_TASK OBJECTIVE_:
Locate each line with the string "Πελοποννήσου" in the listing below and copy it.

#####

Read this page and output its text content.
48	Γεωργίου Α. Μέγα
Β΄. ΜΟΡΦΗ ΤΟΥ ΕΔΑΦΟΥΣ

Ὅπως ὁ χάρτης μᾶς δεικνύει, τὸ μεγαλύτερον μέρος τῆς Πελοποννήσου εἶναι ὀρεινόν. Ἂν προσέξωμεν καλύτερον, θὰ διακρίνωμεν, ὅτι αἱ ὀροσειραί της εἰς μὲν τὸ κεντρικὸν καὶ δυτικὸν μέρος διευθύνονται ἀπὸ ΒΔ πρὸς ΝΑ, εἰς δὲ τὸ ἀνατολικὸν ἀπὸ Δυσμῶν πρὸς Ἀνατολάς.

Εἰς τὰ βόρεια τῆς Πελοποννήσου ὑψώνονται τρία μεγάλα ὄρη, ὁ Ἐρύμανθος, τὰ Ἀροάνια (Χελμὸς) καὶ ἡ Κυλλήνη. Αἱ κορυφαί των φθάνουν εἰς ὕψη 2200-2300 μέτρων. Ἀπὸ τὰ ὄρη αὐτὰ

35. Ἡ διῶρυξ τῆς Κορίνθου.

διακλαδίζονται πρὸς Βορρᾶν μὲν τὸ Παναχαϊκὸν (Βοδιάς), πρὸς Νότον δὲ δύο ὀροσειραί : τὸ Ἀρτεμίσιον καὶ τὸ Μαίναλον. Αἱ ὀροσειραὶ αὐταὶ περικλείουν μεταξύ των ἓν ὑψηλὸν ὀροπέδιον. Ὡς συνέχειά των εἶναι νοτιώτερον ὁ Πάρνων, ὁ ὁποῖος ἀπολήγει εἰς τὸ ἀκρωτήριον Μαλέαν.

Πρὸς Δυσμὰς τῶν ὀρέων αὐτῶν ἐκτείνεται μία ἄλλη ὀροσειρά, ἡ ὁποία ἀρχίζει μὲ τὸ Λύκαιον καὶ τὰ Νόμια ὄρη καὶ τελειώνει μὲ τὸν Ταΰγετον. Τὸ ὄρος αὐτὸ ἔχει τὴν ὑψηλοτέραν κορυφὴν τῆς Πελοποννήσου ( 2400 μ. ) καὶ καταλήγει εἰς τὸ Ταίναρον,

#####

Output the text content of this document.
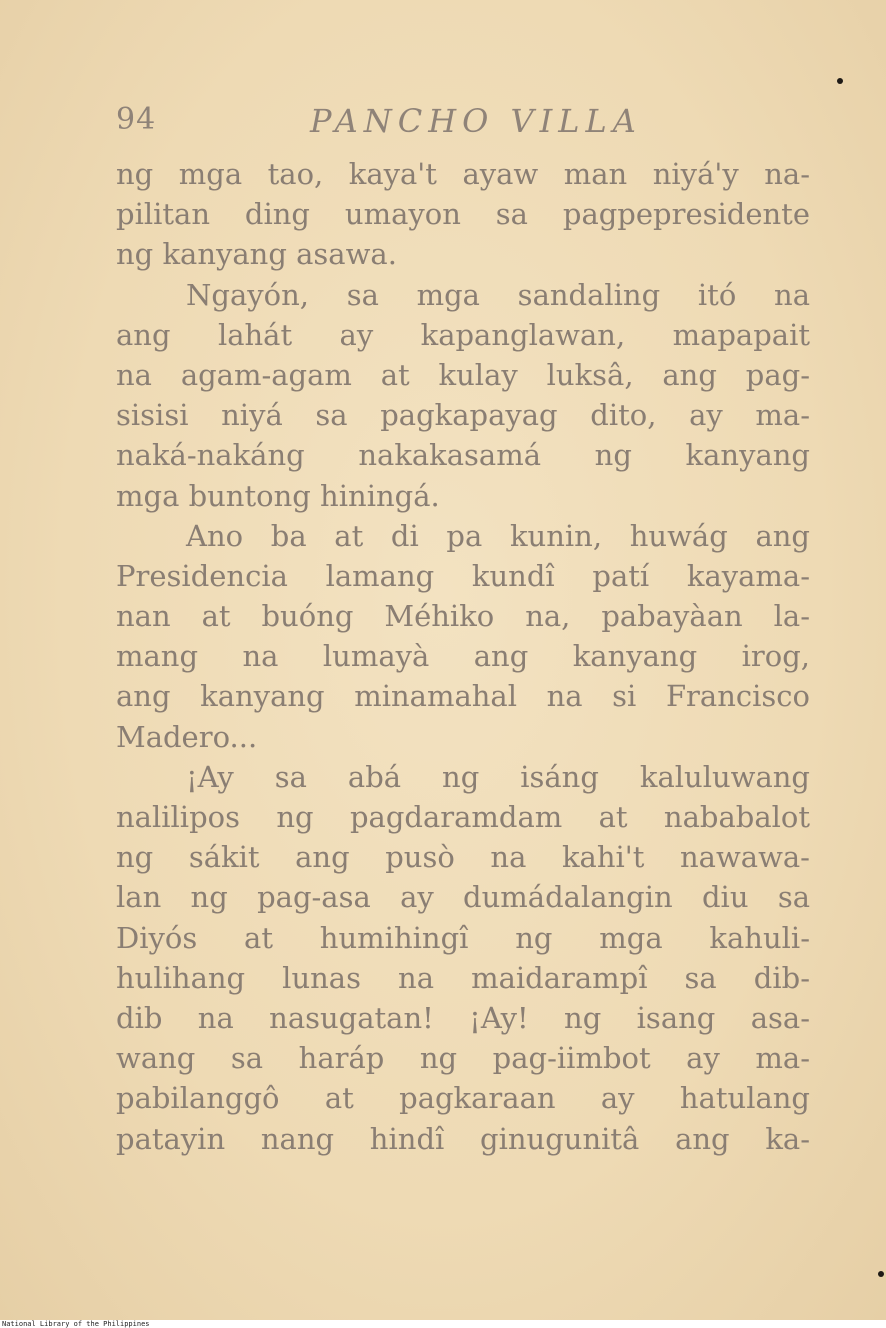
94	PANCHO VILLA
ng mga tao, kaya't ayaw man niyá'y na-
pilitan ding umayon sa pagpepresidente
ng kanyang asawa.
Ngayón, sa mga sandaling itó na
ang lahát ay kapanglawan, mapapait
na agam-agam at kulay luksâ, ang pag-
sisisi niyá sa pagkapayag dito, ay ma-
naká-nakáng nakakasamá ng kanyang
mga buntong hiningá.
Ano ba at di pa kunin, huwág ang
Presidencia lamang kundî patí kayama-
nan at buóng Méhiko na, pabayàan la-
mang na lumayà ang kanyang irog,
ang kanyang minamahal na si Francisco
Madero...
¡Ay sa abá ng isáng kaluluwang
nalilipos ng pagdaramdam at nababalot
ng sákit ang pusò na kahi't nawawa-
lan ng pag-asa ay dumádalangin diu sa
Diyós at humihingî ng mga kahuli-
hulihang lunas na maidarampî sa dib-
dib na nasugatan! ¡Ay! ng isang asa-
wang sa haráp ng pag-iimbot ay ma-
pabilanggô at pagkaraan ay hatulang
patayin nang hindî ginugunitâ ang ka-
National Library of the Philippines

#####

_EXERCISE SOLUTION_:
Ὅπως ὁ χάρτης μᾶς δεικνύει, τὸ μεγαλύτερον μέρος τῆς Πελοποννήσου εἶναι ὀρεινόν. Ἂν προσέξωμεν καλύτερον, θὰ διακρίνωμεν, ὅτι αἱ ὀροσειραί της εἰς μὲν τὸ κεντρικὸν καὶ δυτικὸν μέρος διευθύνονται ἀπὸ ΒΔ πρὸς ΝΑ, εἰς δὲ τὸ ἀνατολικὸν ἀπὸ Δυσμῶν πρὸς Ἀνατολάς.
Εἰς τὰ βόρεια τῆς Πελοποννήσου ὑψώνονται τρία μεγάλα ὄρη, ὁ Ἐρύμανθος, τὰ Ἀροάνια (Χελμὸς) καὶ ἡ Κυλλήνη. Αἱ κορυφαί των φθάνουν εἰς ὕψη 2200-2300 μέτρων. Ἀπὸ τὰ ὄρη αὐτὰ
Πρὸς Δυσμὰς τῶν ὀρέων αὐτῶν ἐκτείνεται μία ἄλλη ὀροσειρά, ἡ ὁποία ἀρχίζει μὲ τὸ Λύκαιον καὶ τὰ Νόμια ὄρη καὶ τελειώνει μὲ τὸν Ταΰγετον. Τὸ ὄρος αὐτὸ ἔχει τὴν ὑψηλοτέραν κορυφὴν τῆς Πελοποννήσου ( 2400 μ. ) καὶ καταλήγει εἰς τὸ Ταίναρον,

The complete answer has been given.